--- GIVEN RECORDS ---

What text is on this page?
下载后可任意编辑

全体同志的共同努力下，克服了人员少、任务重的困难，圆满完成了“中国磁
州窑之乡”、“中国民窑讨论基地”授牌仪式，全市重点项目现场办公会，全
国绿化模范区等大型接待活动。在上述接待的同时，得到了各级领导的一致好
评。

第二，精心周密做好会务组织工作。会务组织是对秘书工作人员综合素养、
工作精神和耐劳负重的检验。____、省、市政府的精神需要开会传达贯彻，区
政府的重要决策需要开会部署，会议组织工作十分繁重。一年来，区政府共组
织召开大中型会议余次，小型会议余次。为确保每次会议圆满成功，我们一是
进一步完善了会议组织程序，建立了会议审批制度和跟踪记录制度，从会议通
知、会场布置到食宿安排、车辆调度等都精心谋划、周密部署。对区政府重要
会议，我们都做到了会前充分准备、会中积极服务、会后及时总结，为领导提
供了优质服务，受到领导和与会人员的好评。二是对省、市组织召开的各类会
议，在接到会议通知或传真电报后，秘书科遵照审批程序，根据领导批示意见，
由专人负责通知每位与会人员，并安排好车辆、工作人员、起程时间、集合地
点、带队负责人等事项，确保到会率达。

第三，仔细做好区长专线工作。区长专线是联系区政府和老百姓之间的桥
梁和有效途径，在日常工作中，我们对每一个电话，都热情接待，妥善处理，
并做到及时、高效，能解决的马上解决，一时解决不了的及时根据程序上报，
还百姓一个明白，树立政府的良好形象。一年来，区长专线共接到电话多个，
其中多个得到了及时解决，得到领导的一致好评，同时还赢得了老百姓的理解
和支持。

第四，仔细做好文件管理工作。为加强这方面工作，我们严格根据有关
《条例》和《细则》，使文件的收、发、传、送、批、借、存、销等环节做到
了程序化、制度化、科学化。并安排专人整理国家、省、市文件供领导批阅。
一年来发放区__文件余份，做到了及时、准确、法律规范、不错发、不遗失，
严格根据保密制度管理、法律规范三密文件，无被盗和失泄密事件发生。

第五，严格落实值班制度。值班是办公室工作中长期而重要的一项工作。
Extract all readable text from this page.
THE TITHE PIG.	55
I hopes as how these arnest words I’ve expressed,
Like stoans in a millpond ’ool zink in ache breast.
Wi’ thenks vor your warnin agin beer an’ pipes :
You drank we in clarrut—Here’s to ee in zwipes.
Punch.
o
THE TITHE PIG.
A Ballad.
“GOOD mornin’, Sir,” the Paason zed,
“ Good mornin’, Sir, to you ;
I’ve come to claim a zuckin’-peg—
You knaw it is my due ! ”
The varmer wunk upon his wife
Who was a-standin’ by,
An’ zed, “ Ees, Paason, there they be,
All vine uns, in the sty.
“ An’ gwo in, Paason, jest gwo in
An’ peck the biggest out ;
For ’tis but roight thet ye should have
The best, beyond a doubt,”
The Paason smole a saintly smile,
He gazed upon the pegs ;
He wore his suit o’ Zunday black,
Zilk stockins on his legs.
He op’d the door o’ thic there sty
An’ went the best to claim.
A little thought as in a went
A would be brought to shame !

---

### WHAT THE TASK ASKS
Retype the records in full. Keep every line identical to the original.

### CORRECT RESULT
What text is on this page?
下载后可任意编辑

全体同志的共同努力下，克服了人员少、任务重的困难，圆满完成了“中国磁
州窑之乡”、“中国民窑讨论基地”授牌仪式，全市重点项目现场办公会，全
国绿化模范区等大型接待活动。在上述接待的同时，得到了各级领导的一致好
评。

第二，精心周密做好会务组织工作。会务组织是对秘书工作人员综合素养、
工作精神和耐劳负重的检验。____、省、市政府的精神需要开会传达贯彻，区
政府的重要决策需要开会部署，会议组织工作十分繁重。一年来，区政府共组
织召开大中型会议余次，小型会议余次。为确保每次会议圆满成功，我们一是
进一步完善了会议组织程序，建立了会议审批制度和跟踪记录制度，从会议通
知、会场布置到食宿安排、车辆调度等都精心谋划、周密部署。对区政府重要
会议，我们都做到了会前充分准备、会中积极服务、会后及时总结，为领导提
供了优质服务，受到领导和与会人员的好评。二是对省、市组织召开的各类会
议，在接到会议通知或传真电报后，秘书科遵照审批程序，根据领导批示意见，
由专人负责通知每位与会人员，并安排好车辆、工作人员、起程时间、集合地
点、带队负责人等事项，确保到会率达。

第三，仔细做好区长专线工作。区长专线是联系区政府和老百姓之间的桥
梁和有效途径，在日常工作中，我们对每一个电话，都热情接待，妥善处理，
并做到及时、高效，能解决的马上解决，一时解决不了的及时根据程序上报，
还百姓一个明白，树立政府的良好形象。一年来，区长专线共接到电话多个，
其中多个得到了及时解决，得到领导的一致好评，同时还赢得了老百姓的理解
和支持。

第四，仔细做好文件管理工作。为加强这方面工作，我们严格根据有关
《条例》和《细则》，使文件的收、发、传、送、批、借、存、销等环节做到
了程序化、制度化、科学化。并安排专人整理国家、省、市文件供领导批阅。
一年来发放区__文件余份，做到了及时、准确、法律规范、不错发、不遗失，
严格根据保密制度管理、法律规范三密文件，无被盗和失泄密事件发生。

第五，严格落实值班制度。值班是办公室工作中长期而重要的一项工作。
Extract all readable text from this page.
THE TITHE PIG.	55
I hopes as how these arnest words I’ve expressed,
Like stoans in a millpond ’ool zink in ache breast.
Wi’ thenks vor your warnin agin beer an’ pipes :
You drank we in clarrut—Here’s to ee in zwipes.
Punch.
o
THE TITHE PIG.
A Ballad.
“GOOD mornin’, Sir,” the Paason zed,
“ Good mornin’, Sir, to you ;
I’ve come to claim a zuckin’-peg—
You knaw it is my due ! ”
The varmer wunk upon his wife
Who was a-standin’ by,
An’ zed, “ Ees, Paason, there they be,
All vine uns, in the sty.
“ An’ gwo in, Paason, jest gwo in
An’ peck the biggest out ;
For ’tis but roight thet ye should have
The best, beyond a doubt,”
The Paason smole a saintly smile,
He gazed upon the pegs ;
He wore his suit o’ Zunday black,
Zilk stockins on his legs.
He op’d the door o’ thic there sty
An’ went the best to claim.
A little thought as in a went
A would be brought to shame !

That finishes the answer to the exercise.